EXCERPTED TEXT —
════════════════

= Nuclear power in the Netherlands =

The Netherlands' only commercial nuclear reactor is Borssele nuclear power plant, which became operational in 1973 and As of 2011 produces 485 MW and about 4% of the country's electricity.

The older Dodewaard nuclear power plant was a test reactor that was later attached to the national grid but was closed in 1997.

The Netherlands hosts two active research reactors, the 45 MW HFR in Petten, North Holland, and the 2 MW RID in Delft, part of the physics department of Delft University of Technology. Neither of these two are designed for energy provision, but are used as a neutron- and positron-source for research and medical isotope production. In 2025, nuclear power produced 3% of the country's electricity.

==History==

=== Pre-2000s ===
Researchers in the Netherlands began studying nuclear energy in the 1930s and began the construction of research reactor at then Reactor Centrum Nederland (today Energy & Health Campus) in 1955. The researchers' goal was to introduce nuclear power technology by 1962 and reduce the need for fossil fuels.

════════════════

SET OF TASKS —
(1) Answer these from the text on nuclear power in the Netherlands:
(a) In what year did Borssele nuclear power plant become operational?
(b) In what year was the Dodewaard nuclear power plant closed?
(c) What is the output of the HFR research reactor in Petten?
(2) Write the next part of the text on nuclear power in the Netherlands, starting after its last sentence.
None of the lines after this point are needed.

════════════════

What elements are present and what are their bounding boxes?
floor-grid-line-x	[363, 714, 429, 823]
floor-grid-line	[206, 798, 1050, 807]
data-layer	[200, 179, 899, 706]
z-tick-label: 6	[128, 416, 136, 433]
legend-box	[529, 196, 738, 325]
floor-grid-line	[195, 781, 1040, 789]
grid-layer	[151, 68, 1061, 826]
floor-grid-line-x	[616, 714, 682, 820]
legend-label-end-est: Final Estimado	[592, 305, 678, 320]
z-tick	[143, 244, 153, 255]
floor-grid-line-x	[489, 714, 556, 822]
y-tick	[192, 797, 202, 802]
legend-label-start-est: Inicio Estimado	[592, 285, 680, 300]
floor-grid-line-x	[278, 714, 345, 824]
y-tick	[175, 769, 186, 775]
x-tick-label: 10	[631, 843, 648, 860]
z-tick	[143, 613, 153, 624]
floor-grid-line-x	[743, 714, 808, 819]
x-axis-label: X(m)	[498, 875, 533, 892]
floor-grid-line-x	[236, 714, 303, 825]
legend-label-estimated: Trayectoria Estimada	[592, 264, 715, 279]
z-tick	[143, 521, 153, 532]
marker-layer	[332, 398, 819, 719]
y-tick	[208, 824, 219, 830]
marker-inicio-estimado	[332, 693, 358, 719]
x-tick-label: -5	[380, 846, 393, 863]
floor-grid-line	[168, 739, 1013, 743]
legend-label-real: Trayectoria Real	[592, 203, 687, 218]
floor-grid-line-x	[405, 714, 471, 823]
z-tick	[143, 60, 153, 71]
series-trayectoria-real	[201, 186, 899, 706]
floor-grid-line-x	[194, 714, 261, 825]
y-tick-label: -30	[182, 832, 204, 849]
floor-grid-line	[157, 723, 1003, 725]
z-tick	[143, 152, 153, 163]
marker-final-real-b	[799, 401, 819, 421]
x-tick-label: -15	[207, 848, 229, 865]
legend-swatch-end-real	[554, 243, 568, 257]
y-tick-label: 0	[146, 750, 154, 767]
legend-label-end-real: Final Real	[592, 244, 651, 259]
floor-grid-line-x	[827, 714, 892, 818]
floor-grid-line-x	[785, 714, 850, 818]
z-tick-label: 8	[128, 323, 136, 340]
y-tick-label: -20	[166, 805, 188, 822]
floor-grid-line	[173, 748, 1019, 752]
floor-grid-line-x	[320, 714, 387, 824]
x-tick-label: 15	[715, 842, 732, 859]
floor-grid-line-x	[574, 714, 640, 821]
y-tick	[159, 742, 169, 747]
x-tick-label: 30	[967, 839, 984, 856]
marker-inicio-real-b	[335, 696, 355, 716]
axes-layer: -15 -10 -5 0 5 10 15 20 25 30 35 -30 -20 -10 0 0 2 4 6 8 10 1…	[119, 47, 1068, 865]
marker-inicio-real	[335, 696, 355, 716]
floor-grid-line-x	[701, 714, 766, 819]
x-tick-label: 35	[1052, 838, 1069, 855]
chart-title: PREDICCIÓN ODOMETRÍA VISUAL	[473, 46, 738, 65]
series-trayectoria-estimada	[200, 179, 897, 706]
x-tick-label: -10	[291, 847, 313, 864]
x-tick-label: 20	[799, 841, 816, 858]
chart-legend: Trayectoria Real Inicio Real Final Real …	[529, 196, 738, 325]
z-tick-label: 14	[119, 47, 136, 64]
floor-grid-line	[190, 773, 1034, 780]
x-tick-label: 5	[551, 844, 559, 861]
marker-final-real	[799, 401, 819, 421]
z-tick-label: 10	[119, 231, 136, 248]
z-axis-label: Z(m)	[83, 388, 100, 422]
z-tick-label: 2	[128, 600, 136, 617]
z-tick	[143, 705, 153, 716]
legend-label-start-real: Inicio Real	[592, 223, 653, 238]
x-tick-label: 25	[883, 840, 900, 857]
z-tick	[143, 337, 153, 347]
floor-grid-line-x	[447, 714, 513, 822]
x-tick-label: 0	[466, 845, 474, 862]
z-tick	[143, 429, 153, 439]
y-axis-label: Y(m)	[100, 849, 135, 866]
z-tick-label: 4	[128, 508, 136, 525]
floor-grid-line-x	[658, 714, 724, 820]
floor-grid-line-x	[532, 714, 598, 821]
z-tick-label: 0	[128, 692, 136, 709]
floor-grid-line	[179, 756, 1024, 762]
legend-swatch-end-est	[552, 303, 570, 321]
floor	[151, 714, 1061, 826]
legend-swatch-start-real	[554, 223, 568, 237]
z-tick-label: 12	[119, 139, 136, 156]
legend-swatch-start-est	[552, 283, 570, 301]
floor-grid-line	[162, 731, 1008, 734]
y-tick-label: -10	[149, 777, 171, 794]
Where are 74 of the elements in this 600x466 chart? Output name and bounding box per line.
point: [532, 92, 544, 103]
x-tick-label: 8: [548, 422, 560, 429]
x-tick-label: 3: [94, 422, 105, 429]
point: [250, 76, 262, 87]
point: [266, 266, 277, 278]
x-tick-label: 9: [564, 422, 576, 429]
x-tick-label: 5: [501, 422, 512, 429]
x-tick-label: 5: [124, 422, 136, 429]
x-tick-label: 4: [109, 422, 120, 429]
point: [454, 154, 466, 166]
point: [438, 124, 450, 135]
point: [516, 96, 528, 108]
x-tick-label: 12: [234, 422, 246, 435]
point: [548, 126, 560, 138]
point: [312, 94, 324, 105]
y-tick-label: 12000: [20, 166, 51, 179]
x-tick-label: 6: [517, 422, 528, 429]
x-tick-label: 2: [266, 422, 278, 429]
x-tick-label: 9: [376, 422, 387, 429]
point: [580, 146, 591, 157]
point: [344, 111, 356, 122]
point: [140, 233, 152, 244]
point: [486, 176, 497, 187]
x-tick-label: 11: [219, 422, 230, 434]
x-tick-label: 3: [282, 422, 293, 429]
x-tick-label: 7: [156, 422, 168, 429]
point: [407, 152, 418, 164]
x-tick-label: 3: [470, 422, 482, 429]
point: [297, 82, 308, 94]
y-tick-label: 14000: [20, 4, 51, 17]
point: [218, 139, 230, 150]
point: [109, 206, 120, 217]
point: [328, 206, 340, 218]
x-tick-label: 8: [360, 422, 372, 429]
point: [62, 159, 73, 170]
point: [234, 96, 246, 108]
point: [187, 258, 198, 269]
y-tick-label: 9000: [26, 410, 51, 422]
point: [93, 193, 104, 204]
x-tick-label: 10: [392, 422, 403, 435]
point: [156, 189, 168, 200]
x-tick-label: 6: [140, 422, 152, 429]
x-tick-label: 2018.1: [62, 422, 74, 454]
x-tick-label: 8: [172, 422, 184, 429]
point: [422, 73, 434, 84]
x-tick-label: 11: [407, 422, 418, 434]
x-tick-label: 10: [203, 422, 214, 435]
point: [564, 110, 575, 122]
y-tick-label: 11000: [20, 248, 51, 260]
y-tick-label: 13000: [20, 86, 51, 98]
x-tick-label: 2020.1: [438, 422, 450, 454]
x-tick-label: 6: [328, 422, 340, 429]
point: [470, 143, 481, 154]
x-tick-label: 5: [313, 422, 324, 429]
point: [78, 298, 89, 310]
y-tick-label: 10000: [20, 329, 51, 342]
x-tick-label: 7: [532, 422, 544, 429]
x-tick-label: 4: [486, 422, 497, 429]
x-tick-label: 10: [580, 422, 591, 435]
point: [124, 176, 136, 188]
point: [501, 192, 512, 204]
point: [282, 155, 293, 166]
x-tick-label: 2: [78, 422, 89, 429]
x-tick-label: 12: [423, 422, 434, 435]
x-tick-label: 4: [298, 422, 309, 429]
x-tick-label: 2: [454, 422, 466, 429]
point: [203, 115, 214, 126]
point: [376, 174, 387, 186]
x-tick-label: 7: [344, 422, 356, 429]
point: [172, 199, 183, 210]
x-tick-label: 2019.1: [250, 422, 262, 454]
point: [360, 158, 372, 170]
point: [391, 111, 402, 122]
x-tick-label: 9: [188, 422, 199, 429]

════════════════

ANSWER SET —
(1)
(a) 1973
(b) 1997
(c) 45 MW

(2)
Timeline of all nuclear reactors (power and non-power) built in the Netherlands (1955 - 2024)

In the 1970s, the Dutch chose a policy that required the reprocessing of all spent nuclear fuel. In 1984, the government decided to create a long-term (100 years) storage facility for all intermediate and low-level radioactive waste and research strategies for ultimate disposal. In September 2003, the Central Organization for Radioactive Waste created an interim storage facility for high-level waste.

In 1994, the Netherlands' parliament voted to phase out nuclear power after a discussion of nuclear waste management. In 1997, the power station at Dodewaard was shut down and the government planned to end Borssele's operating license in 2003. In 2003, with a new government in power, the shutdown was postponed to 2013. In 2006, the government decided that Borssele would remain open until 2034, if it complied with the highest safety standards. The owners, Essent and Delta, would invest 500 million euros in sustainable energy, together with the government's money, which, the government claims, should have otherwise been paid to the plant's owners as compensation.
After the 2010 election, the new government was open to expanding nuclear power. Both of the companies that share ownership of Borssele are proposing to build new reactors.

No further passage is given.